**The input**
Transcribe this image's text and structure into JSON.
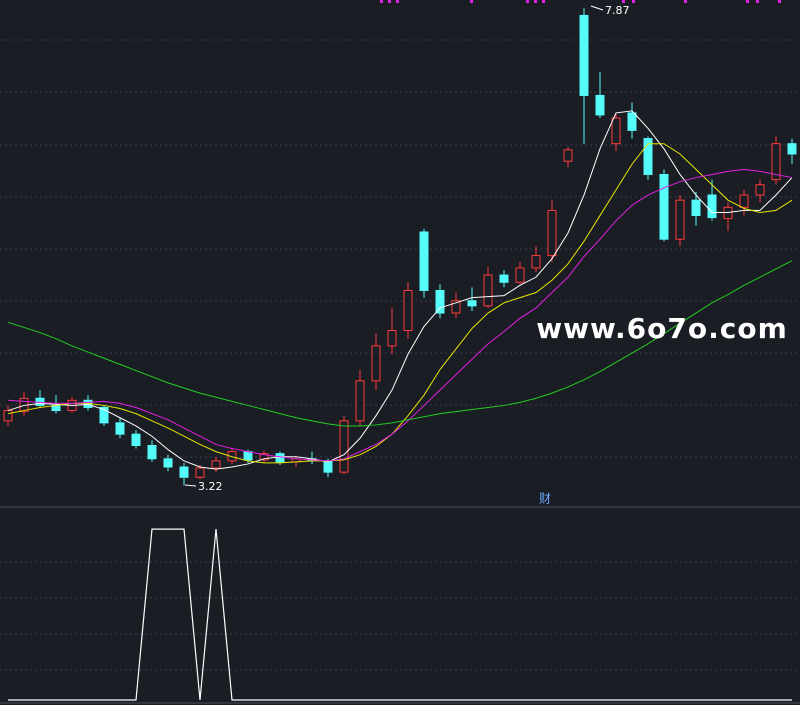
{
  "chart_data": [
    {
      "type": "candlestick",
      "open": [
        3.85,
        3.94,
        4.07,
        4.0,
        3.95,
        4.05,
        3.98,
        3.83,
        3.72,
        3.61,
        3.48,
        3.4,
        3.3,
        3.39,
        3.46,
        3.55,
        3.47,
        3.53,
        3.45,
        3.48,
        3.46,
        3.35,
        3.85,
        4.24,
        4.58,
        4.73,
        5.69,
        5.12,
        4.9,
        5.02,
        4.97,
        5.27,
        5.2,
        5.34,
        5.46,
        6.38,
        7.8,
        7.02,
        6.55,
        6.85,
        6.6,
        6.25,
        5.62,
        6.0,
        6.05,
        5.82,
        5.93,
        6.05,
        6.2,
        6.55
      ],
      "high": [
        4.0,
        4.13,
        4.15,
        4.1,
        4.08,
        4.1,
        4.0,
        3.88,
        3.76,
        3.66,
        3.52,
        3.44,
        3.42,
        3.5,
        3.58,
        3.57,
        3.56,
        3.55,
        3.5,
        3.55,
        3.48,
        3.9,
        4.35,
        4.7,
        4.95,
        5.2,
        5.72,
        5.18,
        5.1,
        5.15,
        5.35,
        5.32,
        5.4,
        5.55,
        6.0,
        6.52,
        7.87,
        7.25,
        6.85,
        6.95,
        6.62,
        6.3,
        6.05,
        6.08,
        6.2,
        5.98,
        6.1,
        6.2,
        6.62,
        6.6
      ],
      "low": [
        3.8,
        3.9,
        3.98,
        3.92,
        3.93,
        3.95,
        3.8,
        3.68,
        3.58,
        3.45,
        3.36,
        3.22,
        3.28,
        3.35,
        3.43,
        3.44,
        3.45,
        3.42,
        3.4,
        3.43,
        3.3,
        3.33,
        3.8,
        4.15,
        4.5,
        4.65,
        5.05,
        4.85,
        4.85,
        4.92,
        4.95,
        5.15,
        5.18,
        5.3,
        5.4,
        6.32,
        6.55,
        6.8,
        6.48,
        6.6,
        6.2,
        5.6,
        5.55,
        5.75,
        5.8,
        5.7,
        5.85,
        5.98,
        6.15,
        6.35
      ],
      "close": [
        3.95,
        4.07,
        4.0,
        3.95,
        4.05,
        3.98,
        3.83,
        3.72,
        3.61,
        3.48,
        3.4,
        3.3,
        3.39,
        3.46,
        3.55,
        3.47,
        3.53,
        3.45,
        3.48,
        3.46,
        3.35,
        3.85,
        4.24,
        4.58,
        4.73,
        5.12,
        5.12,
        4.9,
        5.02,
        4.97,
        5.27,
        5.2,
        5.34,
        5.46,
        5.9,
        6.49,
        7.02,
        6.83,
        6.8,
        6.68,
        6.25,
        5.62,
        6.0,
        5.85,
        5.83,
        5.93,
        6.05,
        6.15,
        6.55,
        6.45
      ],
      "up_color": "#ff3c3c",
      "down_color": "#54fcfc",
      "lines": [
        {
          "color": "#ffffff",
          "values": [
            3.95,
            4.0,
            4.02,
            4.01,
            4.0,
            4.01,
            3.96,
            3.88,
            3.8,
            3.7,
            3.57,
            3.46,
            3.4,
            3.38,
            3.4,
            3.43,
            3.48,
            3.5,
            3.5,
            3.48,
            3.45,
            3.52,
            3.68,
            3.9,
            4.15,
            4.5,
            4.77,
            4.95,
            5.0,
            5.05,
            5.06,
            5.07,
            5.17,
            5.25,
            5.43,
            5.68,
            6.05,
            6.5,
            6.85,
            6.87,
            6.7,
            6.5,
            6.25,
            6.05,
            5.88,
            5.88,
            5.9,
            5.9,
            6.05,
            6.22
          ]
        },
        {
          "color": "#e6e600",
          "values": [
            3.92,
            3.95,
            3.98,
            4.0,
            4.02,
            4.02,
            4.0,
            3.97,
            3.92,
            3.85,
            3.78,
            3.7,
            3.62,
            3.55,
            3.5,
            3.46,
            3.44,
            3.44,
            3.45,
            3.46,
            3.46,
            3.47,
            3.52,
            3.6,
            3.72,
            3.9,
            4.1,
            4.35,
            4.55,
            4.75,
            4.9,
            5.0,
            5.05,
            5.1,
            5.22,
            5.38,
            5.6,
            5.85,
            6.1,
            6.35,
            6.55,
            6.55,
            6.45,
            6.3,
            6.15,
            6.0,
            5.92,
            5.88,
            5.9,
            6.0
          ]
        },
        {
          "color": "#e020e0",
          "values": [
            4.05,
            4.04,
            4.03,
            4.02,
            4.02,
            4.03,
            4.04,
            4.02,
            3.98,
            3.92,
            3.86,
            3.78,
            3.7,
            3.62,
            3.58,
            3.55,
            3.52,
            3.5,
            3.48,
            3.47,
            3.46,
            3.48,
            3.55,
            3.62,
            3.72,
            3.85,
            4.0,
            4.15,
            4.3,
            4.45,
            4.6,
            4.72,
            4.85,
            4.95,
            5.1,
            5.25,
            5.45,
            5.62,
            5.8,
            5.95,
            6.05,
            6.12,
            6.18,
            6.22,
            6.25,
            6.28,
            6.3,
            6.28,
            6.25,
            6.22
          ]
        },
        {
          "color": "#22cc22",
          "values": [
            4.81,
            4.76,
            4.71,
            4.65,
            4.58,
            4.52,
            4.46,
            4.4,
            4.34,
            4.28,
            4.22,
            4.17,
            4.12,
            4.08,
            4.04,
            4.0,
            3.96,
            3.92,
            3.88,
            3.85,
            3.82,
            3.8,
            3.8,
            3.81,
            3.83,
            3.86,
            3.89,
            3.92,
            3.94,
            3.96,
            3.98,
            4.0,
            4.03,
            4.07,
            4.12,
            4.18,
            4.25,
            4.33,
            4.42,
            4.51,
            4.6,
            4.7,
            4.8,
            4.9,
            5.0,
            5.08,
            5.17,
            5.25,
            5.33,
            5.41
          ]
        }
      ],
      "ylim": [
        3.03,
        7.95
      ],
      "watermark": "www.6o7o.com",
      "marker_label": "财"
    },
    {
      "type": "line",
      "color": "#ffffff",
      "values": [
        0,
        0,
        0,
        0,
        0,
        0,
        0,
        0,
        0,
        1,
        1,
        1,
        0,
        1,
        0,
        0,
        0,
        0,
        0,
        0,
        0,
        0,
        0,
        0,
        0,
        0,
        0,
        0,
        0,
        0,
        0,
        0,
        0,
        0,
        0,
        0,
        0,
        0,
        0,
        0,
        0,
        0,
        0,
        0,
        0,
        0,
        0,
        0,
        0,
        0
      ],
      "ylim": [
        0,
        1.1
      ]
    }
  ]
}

**What you are asked to do**
Transcribe the records above verbatim. Do not carry over any picture.

**Written solution**
Transcribe this image's text and structure into JSON.
{
  "chart_data": [
    {
      "type": "candlestick",
      "open": [
        3.85,
        3.94,
        4.07,
        4.0,
        3.95,
        4.05,
        3.98,
        3.83,
        3.72,
        3.61,
        3.48,
        3.4,
        3.3,
        3.39,
        3.46,
        3.55,
        3.47,
        3.53,
        3.45,
        3.48,
        3.46,
        3.35,
        3.85,
        4.24,
        4.58,
        4.73,
        5.69,
        5.12,
        4.9,
        5.02,
        4.97,
        5.27,
        5.2,
        5.34,
        5.46,
        6.38,
        7.8,
        7.02,
        6.55,
        6.85,
        6.6,
        6.25,
        5.62,
        6.0,
        6.05,
        5.82,
        5.93,
        6.05,
        6.2,
        6.55
      ],
      "high": [
        4.0,
        4.13,
        4.15,
        4.1,
        4.08,
        4.1,
        4.0,
        3.88,
        3.76,
        3.66,
        3.52,
        3.44,
        3.42,
        3.5,
        3.58,
        3.57,
        3.56,
        3.55,
        3.5,
        3.55,
        3.48,
        3.9,
        4.35,
        4.7,
        4.95,
        5.2,
        5.72,
        5.18,
        5.1,
        5.15,
        5.35,
        5.32,
        5.4,
        5.55,
        6.0,
        6.52,
        7.87,
        7.25,
        6.85,
        6.95,
        6.62,
        6.3,
        6.05,
        6.08,
        6.2,
        5.98,
        6.1,
        6.2,
        6.62,
        6.6
      ],
      "low": [
        3.8,
        3.9,
        3.98,
        3.92,
        3.93,
        3.95,
        3.8,
        3.68,
        3.58,
        3.45,
        3.36,
        3.22,
        3.28,
        3.35,
        3.43,
        3.44,
        3.45,
        3.42,
        3.4,
        3.43,
        3.3,
        3.33,
        3.8,
        4.15,
        4.5,
        4.65,
        5.05,
        4.85,
        4.85,
        4.92,
        4.95,
        5.15,
        5.18,
        5.3,
        5.4,
        6.32,
        6.55,
        6.8,
        6.48,
        6.6,
        6.2,
        5.6,
        5.55,
        5.75,
        5.8,
        5.7,
        5.85,
        5.98,
        6.15,
        6.35
      ],
      "close": [
        3.95,
        4.07,
        4.0,
        3.95,
        4.05,
        3.98,
        3.83,
        3.72,
        3.61,
        3.48,
        3.4,
        3.3,
        3.39,
        3.46,
        3.55,
        3.47,
        3.53,
        3.45,
        3.48,
        3.46,
        3.35,
        3.85,
        4.24,
        4.58,
        4.73,
        5.12,
        5.12,
        4.9,
        5.02,
        4.97,
        5.27,
        5.2,
        5.34,
        5.46,
        5.9,
        6.49,
        7.02,
        6.83,
        6.8,
        6.68,
        6.25,
        5.62,
        6.0,
        5.85,
        5.83,
        5.93,
        6.05,
        6.15,
        6.55,
        6.45
      ],
      "up_color": "#ff3c3c",
      "down_color": "#54fcfc",
      "lines": [
        {
          "color": "#ffffff",
          "values": [
            3.95,
            4.0,
            4.02,
            4.01,
            4.0,
            4.01,
            3.96,
            3.88,
            3.8,
            3.7,
            3.57,
            3.46,
            3.4,
            3.38,
            3.4,
            3.43,
            3.48,
            3.5,
            3.5,
            3.48,
            3.45,
            3.52,
            3.68,
            3.9,
            4.15,
            4.5,
            4.77,
            4.95,
            5.0,
            5.05,
            5.06,
            5.07,
            5.17,
            5.25,
            5.43,
            5.68,
            6.05,
            6.5,
            6.85,
            6.87,
            6.7,
            6.5,
            6.25,
            6.05,
            5.88,
            5.88,
            5.9,
            5.9,
            6.05,
            6.22
          ]
        },
        {
          "color": "#e6e600",
          "values": [
            3.92,
            3.95,
            3.98,
            4.0,
            4.02,
            4.02,
            4.0,
            3.97,
            3.92,
            3.85,
            3.78,
            3.7,
            3.62,
            3.55,
            3.5,
            3.46,
            3.44,
            3.44,
            3.45,
            3.46,
            3.46,
            3.47,
            3.52,
            3.6,
            3.72,
            3.9,
            4.1,
            4.35,
            4.55,
            4.75,
            4.9,
            5.0,
            5.05,
            5.1,
            5.22,
            5.38,
            5.6,
            5.85,
            6.1,
            6.35,
            6.55,
            6.55,
            6.45,
            6.3,
            6.15,
            6.0,
            5.92,
            5.88,
            5.9,
            6.0
          ]
        },
        {
          "color": "#e020e0",
          "values": [
            4.05,
            4.04,
            4.03,
            4.02,
            4.02,
            4.03,
            4.04,
            4.02,
            3.98,
            3.92,
            3.86,
            3.78,
            3.7,
            3.62,
            3.58,
            3.55,
            3.52,
            3.5,
            3.48,
            3.47,
            3.46,
            3.48,
            3.55,
            3.62,
            3.72,
            3.85,
            4.0,
            4.15,
            4.3,
            4.45,
            4.6,
            4.72,
            4.85,
            4.95,
            5.1,
            5.25,
            5.45,
            5.62,
            5.8,
            5.95,
            6.05,
            6.12,
            6.18,
            6.22,
            6.25,
            6.28,
            6.3,
            6.28,
            6.25,
            6.22
          ]
        },
        {
          "color": "#22cc22",
          "values": [
            4.81,
            4.76,
            4.71,
            4.65,
            4.58,
            4.52,
            4.46,
            4.4,
            4.34,
            4.28,
            4.22,
            4.17,
            4.12,
            4.08,
            4.04,
            4.0,
            3.96,
            3.92,
            3.88,
            3.85,
            3.82,
            3.8,
            3.8,
            3.81,
            3.83,
            3.86,
            3.89,
            3.92,
            3.94,
            3.96,
            3.98,
            4.0,
            4.03,
            4.07,
            4.12,
            4.18,
            4.25,
            4.33,
            4.42,
            4.51,
            4.6,
            4.7,
            4.8,
            4.9,
            5.0,
            5.08,
            5.17,
            5.25,
            5.33,
            5.41
          ]
        }
      ],
      "ylim": [
        3.03,
        7.95
      ],
      "watermark": "www.6o7o.com",
      "marker_label": "财"
    },
    {
      "type": "line",
      "color": "#ffffff",
      "values": [
        0,
        0,
        0,
        0,
        0,
        0,
        0,
        0,
        0,
        1,
        1,
        1,
        0,
        1,
        0,
        0,
        0,
        0,
        0,
        0,
        0,
        0,
        0,
        0,
        0,
        0,
        0,
        0,
        0,
        0,
        0,
        0,
        0,
        0,
        0,
        0,
        0,
        0,
        0,
        0,
        0,
        0,
        0,
        0,
        0,
        0,
        0,
        0,
        0,
        0
      ],
      "ylim": [
        0,
        1.1
      ]
    }
  ]
}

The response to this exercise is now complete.